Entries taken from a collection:
^^^^^^^^

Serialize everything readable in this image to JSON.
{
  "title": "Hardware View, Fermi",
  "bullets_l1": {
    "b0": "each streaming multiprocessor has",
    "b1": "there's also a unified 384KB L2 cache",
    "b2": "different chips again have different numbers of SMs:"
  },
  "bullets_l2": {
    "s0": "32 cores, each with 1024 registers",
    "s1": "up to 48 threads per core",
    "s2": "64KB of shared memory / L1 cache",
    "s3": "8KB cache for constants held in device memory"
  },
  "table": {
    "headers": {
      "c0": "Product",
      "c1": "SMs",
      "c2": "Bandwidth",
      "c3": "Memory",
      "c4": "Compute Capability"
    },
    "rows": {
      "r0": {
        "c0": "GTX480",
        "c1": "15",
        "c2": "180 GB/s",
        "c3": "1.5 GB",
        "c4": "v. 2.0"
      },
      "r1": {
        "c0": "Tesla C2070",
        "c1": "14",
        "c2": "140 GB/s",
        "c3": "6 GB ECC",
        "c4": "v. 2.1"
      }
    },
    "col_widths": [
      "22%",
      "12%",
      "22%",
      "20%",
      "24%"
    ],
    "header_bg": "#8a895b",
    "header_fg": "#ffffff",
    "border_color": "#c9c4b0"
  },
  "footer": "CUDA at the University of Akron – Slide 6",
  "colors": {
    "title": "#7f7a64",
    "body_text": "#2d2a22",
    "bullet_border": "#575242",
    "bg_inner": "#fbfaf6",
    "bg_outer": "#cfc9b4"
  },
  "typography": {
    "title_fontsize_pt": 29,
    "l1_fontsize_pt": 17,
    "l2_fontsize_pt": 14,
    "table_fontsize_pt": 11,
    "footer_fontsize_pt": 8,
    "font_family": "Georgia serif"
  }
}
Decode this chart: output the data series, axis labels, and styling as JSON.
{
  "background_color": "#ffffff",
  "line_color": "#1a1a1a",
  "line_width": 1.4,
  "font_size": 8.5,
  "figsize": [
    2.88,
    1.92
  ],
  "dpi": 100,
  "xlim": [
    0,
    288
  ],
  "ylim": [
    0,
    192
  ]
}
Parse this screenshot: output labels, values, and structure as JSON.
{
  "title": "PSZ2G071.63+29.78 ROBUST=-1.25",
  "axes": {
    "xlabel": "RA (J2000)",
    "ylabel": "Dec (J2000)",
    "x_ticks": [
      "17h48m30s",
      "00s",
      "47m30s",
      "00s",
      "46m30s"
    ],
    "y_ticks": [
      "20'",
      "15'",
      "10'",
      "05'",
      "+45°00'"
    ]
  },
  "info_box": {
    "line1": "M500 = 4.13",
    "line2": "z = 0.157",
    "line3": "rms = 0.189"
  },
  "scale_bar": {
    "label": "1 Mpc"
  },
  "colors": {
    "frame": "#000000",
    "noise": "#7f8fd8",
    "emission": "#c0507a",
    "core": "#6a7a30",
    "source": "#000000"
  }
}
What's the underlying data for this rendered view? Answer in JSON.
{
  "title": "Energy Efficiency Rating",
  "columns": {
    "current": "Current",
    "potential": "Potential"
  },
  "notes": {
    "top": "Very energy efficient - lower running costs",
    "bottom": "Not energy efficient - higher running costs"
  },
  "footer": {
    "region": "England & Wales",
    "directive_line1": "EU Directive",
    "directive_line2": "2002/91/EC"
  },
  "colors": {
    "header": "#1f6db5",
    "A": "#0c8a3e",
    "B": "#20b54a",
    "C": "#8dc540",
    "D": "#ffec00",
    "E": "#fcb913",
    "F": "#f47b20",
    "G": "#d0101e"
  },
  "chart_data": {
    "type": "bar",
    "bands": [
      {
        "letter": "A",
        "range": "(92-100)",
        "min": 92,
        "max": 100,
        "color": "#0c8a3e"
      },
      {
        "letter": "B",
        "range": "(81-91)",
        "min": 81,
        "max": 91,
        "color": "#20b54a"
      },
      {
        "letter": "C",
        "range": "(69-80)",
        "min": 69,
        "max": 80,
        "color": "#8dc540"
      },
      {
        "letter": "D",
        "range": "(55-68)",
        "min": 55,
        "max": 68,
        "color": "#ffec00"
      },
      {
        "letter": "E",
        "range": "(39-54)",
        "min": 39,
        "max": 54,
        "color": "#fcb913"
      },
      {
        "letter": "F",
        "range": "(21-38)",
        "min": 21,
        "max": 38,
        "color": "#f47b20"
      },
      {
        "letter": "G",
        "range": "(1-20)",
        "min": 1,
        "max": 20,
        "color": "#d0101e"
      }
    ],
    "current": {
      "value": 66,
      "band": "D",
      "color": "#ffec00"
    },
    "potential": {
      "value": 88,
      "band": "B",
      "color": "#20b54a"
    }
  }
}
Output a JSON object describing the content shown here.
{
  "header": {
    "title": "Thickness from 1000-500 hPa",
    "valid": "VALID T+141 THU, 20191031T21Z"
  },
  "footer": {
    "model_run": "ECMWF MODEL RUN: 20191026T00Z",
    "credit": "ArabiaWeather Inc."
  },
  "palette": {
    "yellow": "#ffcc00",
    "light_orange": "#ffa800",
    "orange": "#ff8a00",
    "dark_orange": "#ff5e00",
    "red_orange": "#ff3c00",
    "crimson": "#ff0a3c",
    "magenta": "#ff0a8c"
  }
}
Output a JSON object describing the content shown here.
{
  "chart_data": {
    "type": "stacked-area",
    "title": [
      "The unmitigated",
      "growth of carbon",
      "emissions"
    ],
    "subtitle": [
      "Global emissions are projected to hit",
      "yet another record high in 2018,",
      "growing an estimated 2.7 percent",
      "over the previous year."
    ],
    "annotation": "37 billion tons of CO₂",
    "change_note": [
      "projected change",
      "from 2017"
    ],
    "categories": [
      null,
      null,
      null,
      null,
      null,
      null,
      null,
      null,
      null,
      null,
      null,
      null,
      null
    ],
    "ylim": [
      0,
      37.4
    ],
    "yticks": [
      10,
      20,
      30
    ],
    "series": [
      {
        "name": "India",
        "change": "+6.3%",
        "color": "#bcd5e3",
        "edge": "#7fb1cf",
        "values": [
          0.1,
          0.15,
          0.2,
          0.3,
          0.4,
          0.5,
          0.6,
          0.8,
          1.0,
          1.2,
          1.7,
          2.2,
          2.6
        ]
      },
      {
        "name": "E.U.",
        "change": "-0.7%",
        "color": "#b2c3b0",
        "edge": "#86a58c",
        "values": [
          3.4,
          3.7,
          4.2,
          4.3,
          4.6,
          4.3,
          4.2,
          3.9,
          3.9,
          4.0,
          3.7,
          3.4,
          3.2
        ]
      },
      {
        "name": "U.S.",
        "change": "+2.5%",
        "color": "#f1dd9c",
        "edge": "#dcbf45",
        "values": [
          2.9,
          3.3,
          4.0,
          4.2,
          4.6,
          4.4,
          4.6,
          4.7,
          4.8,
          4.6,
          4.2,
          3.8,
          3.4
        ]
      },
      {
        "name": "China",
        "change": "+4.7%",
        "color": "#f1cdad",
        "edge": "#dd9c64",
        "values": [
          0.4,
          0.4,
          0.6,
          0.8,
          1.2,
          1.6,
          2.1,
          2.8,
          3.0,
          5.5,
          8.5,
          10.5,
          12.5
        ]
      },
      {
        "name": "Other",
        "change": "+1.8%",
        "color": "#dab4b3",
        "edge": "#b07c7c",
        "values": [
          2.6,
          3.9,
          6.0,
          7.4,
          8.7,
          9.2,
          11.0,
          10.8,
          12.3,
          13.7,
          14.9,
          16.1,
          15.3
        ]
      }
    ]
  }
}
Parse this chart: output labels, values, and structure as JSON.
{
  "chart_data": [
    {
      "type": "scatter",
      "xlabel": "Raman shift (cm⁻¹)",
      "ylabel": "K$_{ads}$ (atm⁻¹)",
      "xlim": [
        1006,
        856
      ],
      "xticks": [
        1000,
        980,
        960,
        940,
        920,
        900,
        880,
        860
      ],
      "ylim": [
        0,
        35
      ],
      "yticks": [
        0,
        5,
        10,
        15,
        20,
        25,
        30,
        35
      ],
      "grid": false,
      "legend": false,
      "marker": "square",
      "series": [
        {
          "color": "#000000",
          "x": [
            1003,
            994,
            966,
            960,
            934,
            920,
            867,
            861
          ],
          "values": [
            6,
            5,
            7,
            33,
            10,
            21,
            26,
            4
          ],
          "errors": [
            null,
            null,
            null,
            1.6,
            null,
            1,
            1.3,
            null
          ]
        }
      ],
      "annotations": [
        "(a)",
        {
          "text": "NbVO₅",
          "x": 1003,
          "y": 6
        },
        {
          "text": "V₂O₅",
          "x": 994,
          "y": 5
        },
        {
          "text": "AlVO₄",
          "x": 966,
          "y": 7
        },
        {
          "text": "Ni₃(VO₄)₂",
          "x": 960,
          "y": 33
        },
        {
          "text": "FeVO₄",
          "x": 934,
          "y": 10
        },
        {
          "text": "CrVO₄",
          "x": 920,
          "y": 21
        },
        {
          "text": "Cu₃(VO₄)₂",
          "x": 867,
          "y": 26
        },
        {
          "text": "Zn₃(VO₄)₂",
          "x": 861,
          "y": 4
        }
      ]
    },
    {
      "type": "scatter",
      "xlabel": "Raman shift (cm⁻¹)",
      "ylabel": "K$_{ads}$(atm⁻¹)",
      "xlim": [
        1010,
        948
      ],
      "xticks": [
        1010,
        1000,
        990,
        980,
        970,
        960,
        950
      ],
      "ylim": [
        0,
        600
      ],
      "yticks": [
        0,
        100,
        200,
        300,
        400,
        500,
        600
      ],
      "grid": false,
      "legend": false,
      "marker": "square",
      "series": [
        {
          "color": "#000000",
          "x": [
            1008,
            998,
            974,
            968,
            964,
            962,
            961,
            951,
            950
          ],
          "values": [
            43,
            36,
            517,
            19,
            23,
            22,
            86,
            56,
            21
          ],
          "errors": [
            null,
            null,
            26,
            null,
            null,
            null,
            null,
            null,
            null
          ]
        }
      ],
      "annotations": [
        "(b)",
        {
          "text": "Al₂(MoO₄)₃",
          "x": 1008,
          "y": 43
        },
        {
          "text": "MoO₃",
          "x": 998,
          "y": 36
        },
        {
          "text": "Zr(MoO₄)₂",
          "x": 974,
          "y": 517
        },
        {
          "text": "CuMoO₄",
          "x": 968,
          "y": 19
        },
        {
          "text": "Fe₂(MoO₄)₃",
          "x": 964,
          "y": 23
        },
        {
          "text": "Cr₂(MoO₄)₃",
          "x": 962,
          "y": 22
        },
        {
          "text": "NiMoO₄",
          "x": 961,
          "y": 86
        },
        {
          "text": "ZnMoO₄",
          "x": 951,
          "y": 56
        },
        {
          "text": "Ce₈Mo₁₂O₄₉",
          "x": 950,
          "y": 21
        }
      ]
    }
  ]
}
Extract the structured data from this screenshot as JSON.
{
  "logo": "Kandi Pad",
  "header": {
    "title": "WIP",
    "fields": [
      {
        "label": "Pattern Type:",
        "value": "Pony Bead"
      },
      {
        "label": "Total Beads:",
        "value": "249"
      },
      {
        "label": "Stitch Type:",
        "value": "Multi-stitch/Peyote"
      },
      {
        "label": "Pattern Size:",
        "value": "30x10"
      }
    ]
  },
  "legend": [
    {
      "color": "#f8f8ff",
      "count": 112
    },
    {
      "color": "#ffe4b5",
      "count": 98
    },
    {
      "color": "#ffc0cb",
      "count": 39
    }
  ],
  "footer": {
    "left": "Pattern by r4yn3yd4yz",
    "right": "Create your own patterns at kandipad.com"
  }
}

^^^^^^^^

» **What to work on**
Identify every line where the string "ylabel" appears.

» **Written response**
    "ylabel": "Dec (J2000)",
      "ylabel": "K$_{ads}$ (atm⁻¹)",
      "ylabel": "K$_{ads}$(atm⁻¹)",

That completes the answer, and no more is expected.